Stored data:
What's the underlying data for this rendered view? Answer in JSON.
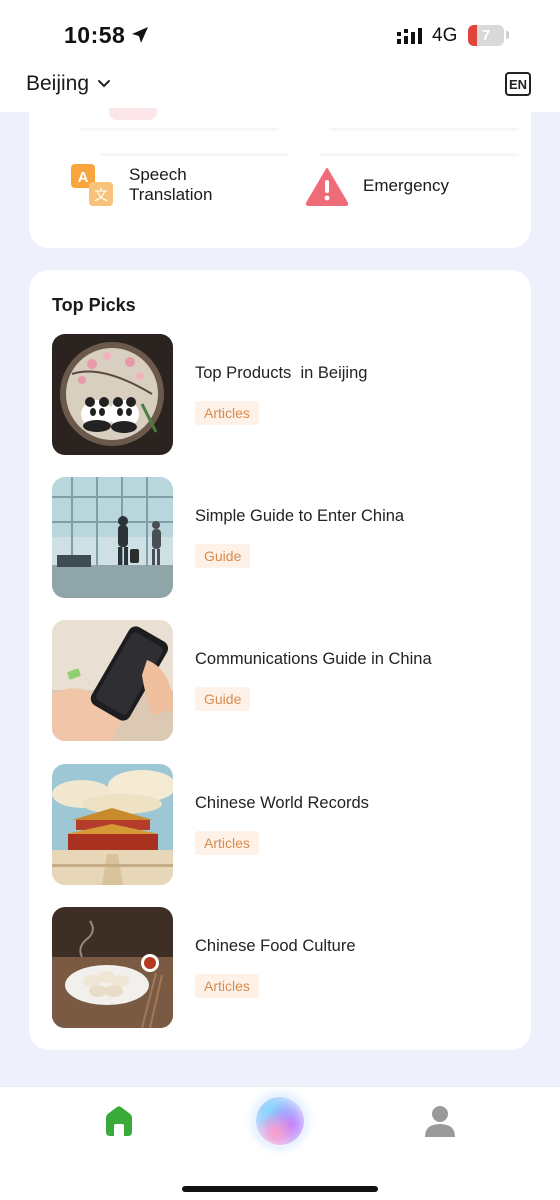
{
  "status_bar": {
    "time": "10:58",
    "network": "4G",
    "battery": "7",
    "icons": [
      "location-arrow-icon",
      "signal-icon",
      "battery-icon"
    ]
  },
  "header": {
    "city": "Beijing",
    "language": "EN"
  },
  "services": [
    {
      "label_line1": "Speech",
      "label_line2": "Translation",
      "icon": "translate-icon"
    },
    {
      "label_line1": "Emergency",
      "icon": "warning-icon"
    }
  ],
  "top_picks": {
    "title": "Top Picks",
    "items": [
      {
        "title": "Top Products  in Beijing",
        "tag": "Articles",
        "image": "panda-embroidery-image"
      },
      {
        "title": "Simple Guide to Enter China",
        "tag": "Guide",
        "image": "airport-travelers-image"
      },
      {
        "title": "Communications Guide in China",
        "tag": "Guide",
        "image": "phone-sim-card-image"
      },
      {
        "title": "Chinese World Records",
        "tag": "Articles",
        "image": "forbidden-city-image"
      },
      {
        "title": "Chinese Food Culture",
        "tag": "Articles",
        "image": "dumplings-image"
      }
    ]
  },
  "tab_bar": {
    "tabs": [
      "home-icon",
      "ai-assistant-orb",
      "profile-icon"
    ]
  },
  "colors": {
    "accent_green": "#3aaa3a",
    "tag_bg": "#fdf1e8",
    "tag_text": "#d98b4c",
    "warning": "#ef6b78",
    "translate_orange": "#f7a53c"
  }
}
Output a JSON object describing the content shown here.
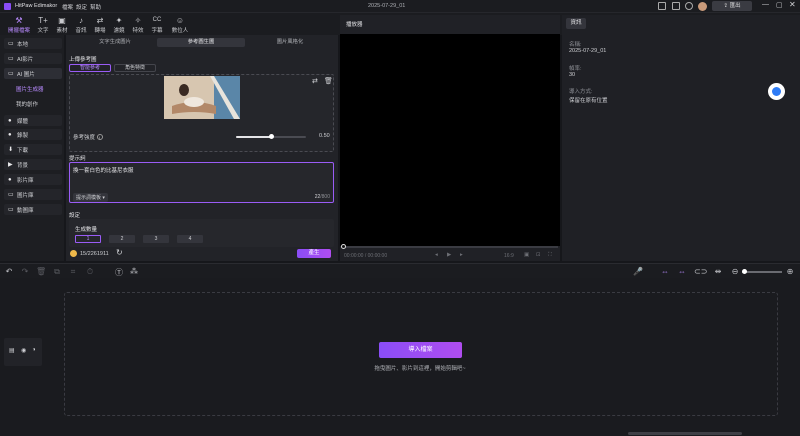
{
  "app": {
    "title": "HitPaw Edimakor",
    "menu": [
      "檔案",
      "設定",
      "幫助"
    ],
    "project_name": "2025-07-29_01",
    "export_label": "匯出"
  },
  "toolbar": {
    "items": [
      {
        "label": "開擺檔案",
        "icon": "⚒"
      },
      {
        "label": "文字",
        "icon": "T+"
      },
      {
        "label": "素材",
        "icon": "▣"
      },
      {
        "label": "音訊",
        "icon": "♪"
      },
      {
        "label": "轉場",
        "icon": "⇄"
      },
      {
        "label": "濾鏡",
        "icon": "✦"
      },
      {
        "label": "特效",
        "icon": "✧"
      },
      {
        "label": "字幕",
        "icon": "CC"
      },
      {
        "label": "數位人",
        "icon": "☺"
      }
    ]
  },
  "sidebar": {
    "items": [
      {
        "label": "本地",
        "icon": "▭"
      },
      {
        "label": "AI影片",
        "icon": "▭"
      },
      {
        "label": "AI 圖片",
        "icon": "▭"
      },
      {
        "label": "圖片生成器",
        "icon": ""
      },
      {
        "label": "我的創作",
        "icon": ""
      },
      {
        "label": "媒體",
        "icon": "●"
      },
      {
        "label": "錄製",
        "icon": "●"
      },
      {
        "label": "下載",
        "icon": "⬇"
      },
      {
        "label": "背景",
        "icon": "▶"
      },
      {
        "label": "影片庫",
        "icon": "●"
      },
      {
        "label": "圖片庫",
        "icon": "▭"
      },
      {
        "label": "動圖庫",
        "icon": "▭"
      }
    ]
  },
  "panel": {
    "tabs": [
      "文字生成圖片",
      "參考圖生圖",
      "圖片風格化"
    ],
    "upload_label": "上傳參考圖",
    "ref_modes": [
      "智能參考",
      "角色特徵"
    ],
    "strength_label": "參考強度",
    "strength_value": "0.50",
    "strength": 0.5,
    "prompt_label": "提示詞",
    "prompt_text": "換一套白色的比基尼衣服",
    "prompt_template": "提示詞模板",
    "prompt_count": "22",
    "prompt_max": "/800",
    "settings_label": "設定",
    "gen_count_label": "生成數量",
    "counts": [
      "1",
      "2",
      "3",
      "4"
    ],
    "credits": "15/2261911",
    "generate_label": "產生"
  },
  "preview": {
    "title": "播放器",
    "time": "00:00:00 / 00:00:00",
    "ratio": "16:9"
  },
  "info": {
    "tab": "資訊",
    "name_label": "名稱:",
    "name_value": "2025-07-29_01",
    "fps_label": "幀率:",
    "fps_value": "30",
    "import_label": "導入方式:",
    "import_value": "保留在原有位置"
  },
  "timeline": {
    "import_button": "導入檔案",
    "hint": "拖曳圖片、影片到這裡，開始剪輯吧~"
  }
}
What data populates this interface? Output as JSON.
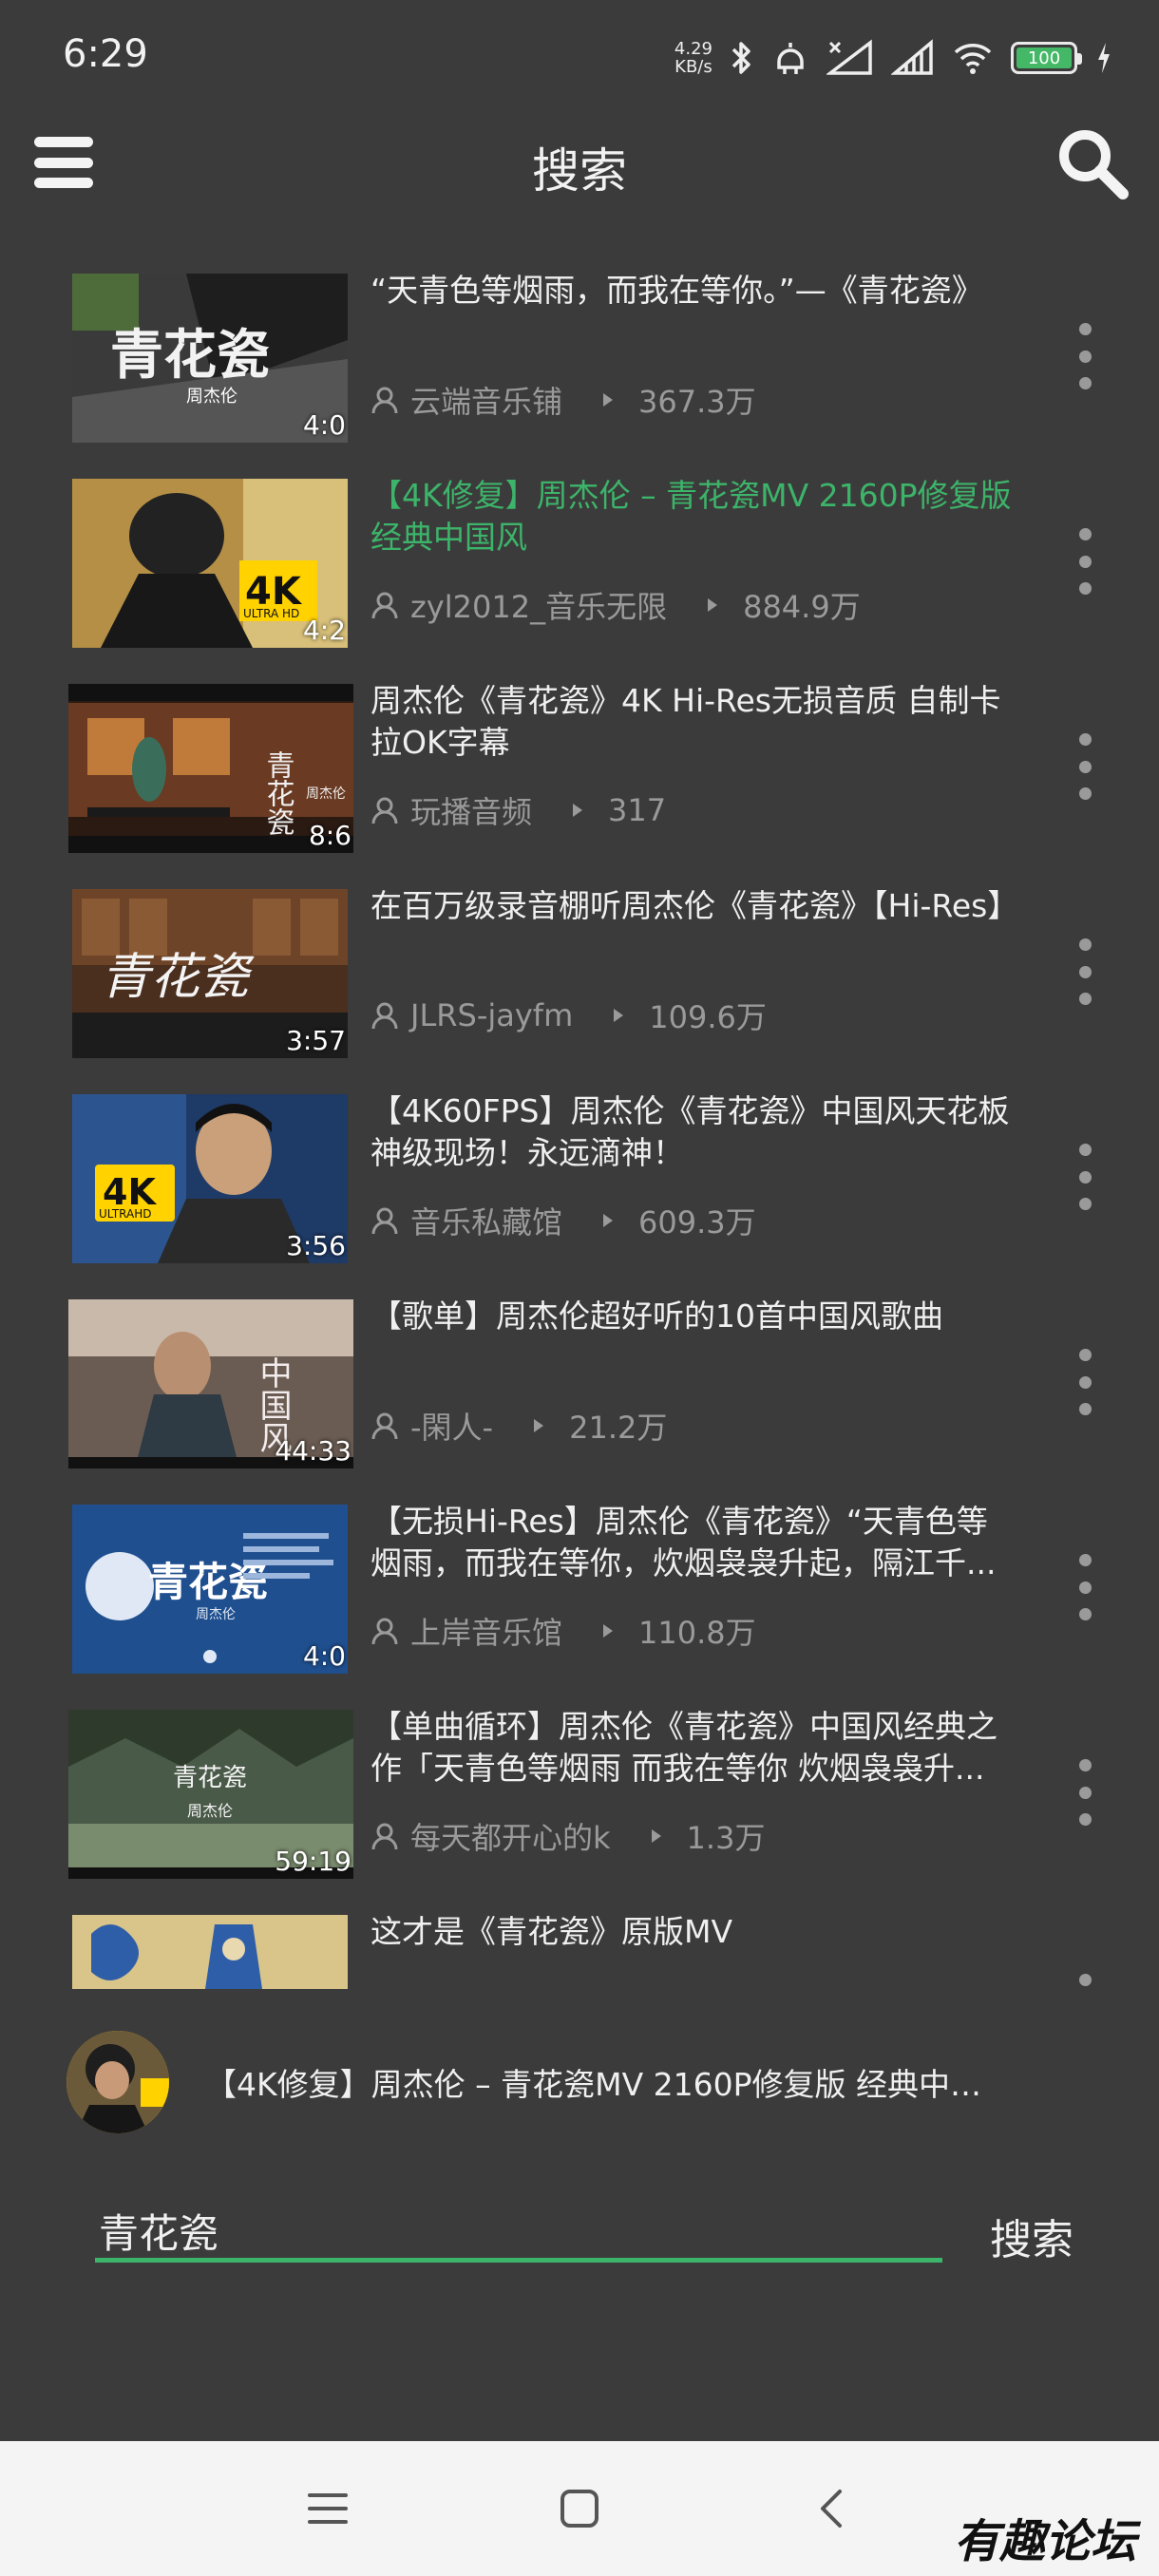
{
  "status_bar": {
    "time": "6:29",
    "net_speed_value": "4.29",
    "net_speed_unit": "KB/s",
    "battery": "100",
    "icons": [
      "bluetooth-icon",
      "alarm-icon",
      "signal-icon",
      "signal-icon",
      "wifi-icon",
      "battery-icon",
      "charging-icon"
    ]
  },
  "app_bar": {
    "title": "搜索",
    "menu_icon": "hamburger-menu-icon",
    "search_icon": "search-icon"
  },
  "results": [
    {
      "title": "“天青色等烟雨，而我在等你。”—《青花瓷》",
      "uploader": "云端音乐铺",
      "plays": "367.3万",
      "duration": "4:0",
      "active": false
    },
    {
      "title": "【4K修复】周杰伦 – 青花瓷MV 2160P修复版 经典中国风",
      "uploader": "zyl2012_音乐无限",
      "plays": "884.9万",
      "duration": "4:2",
      "active": true
    },
    {
      "title": "周杰伦《青花瓷》4K Hi-Res无损音质 自制卡拉OK字幕",
      "uploader": "玩播音频",
      "plays": "317",
      "duration": "8:6",
      "active": false
    },
    {
      "title": "在百万级录音棚听周杰伦《青花瓷》【Hi-Res】",
      "uploader": "JLRS-jayfm",
      "plays": "109.6万",
      "duration": "3:57",
      "active": false
    },
    {
      "title": "【4K60FPS】周杰伦《青花瓷》中国风天花板神级现场！永远滴神！",
      "uploader": "音乐私藏馆",
      "plays": "609.3万",
      "duration": "3:56",
      "active": false
    },
    {
      "title": "【歌单】周杰伦超好听的10首中国风歌曲",
      "uploader": "-閑人-",
      "plays": "21.2万",
      "duration": "44:33",
      "active": false
    },
    {
      "title": "【无损Hi-Res】周杰伦《青花瓷》“天青色等烟雨，而我在等你，炊烟袅袅升起，隔江千...",
      "uploader": "上岸音乐馆",
      "plays": "110.8万",
      "duration": "4:0",
      "active": false
    },
    {
      "title": "【单曲循环】周杰伦《青花瓷》中国风经典之作「天青色等烟雨 而我在等你 炊烟袅袅升...",
      "uploader": "每天都开心的k",
      "plays": "1.3万",
      "duration": "59:19",
      "active": false
    },
    {
      "title": "这才是《青花瓷》原版MV",
      "uploader": "",
      "plays": "",
      "duration": "",
      "active": false
    }
  ],
  "thumbnails": {
    "t1_text": "青花瓷",
    "t1_sub": "周杰伦",
    "t2_badge": "4K",
    "t2_badge_sub": "ULTRA HD",
    "t3_text": "青花瓷",
    "t3_sub": "周杰伦",
    "t4_text": "青花瓷",
    "t5_badge": "4K",
    "t5_badge_sub": "ULTRAHD",
    "t6_text": "中国风",
    "t7_text": "青花瓷",
    "t7_sub": "周杰伦",
    "t8_text": "青花瓷",
    "t8_sub": "周杰伦"
  },
  "now_playing": {
    "title": "【4K修复】周杰伦 – 青花瓷MV 2160P修复版 经典中…"
  },
  "search": {
    "value": "青花瓷",
    "button": "搜索"
  },
  "nav_bar": {
    "icons": [
      "recents-icon",
      "home-icon",
      "back-icon"
    ]
  },
  "watermark": "有趣论坛",
  "colors": {
    "accent": "#3cb46a",
    "background": "#3c3b3b"
  }
}
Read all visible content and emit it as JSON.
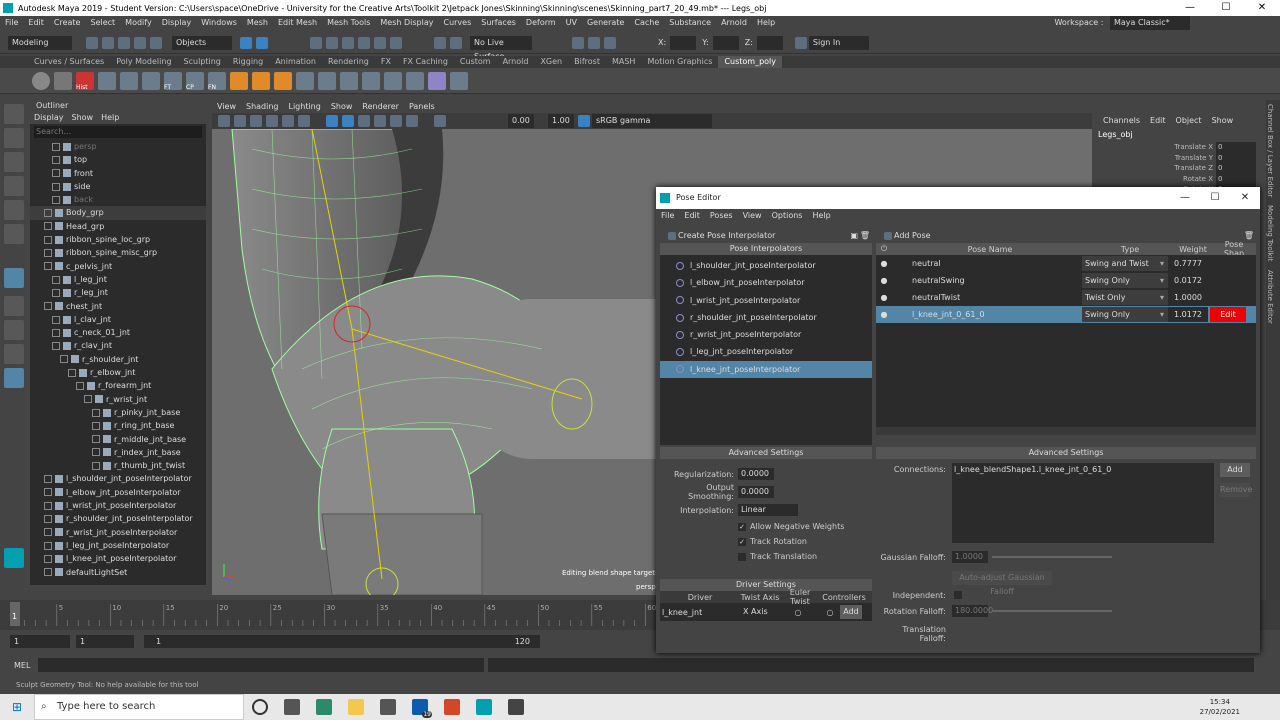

Exercise goal
In the entries above, find every line with the word "city" and list it.

Exercise solution
    "city": "Beijing",
        "image": "forbidden-city-image"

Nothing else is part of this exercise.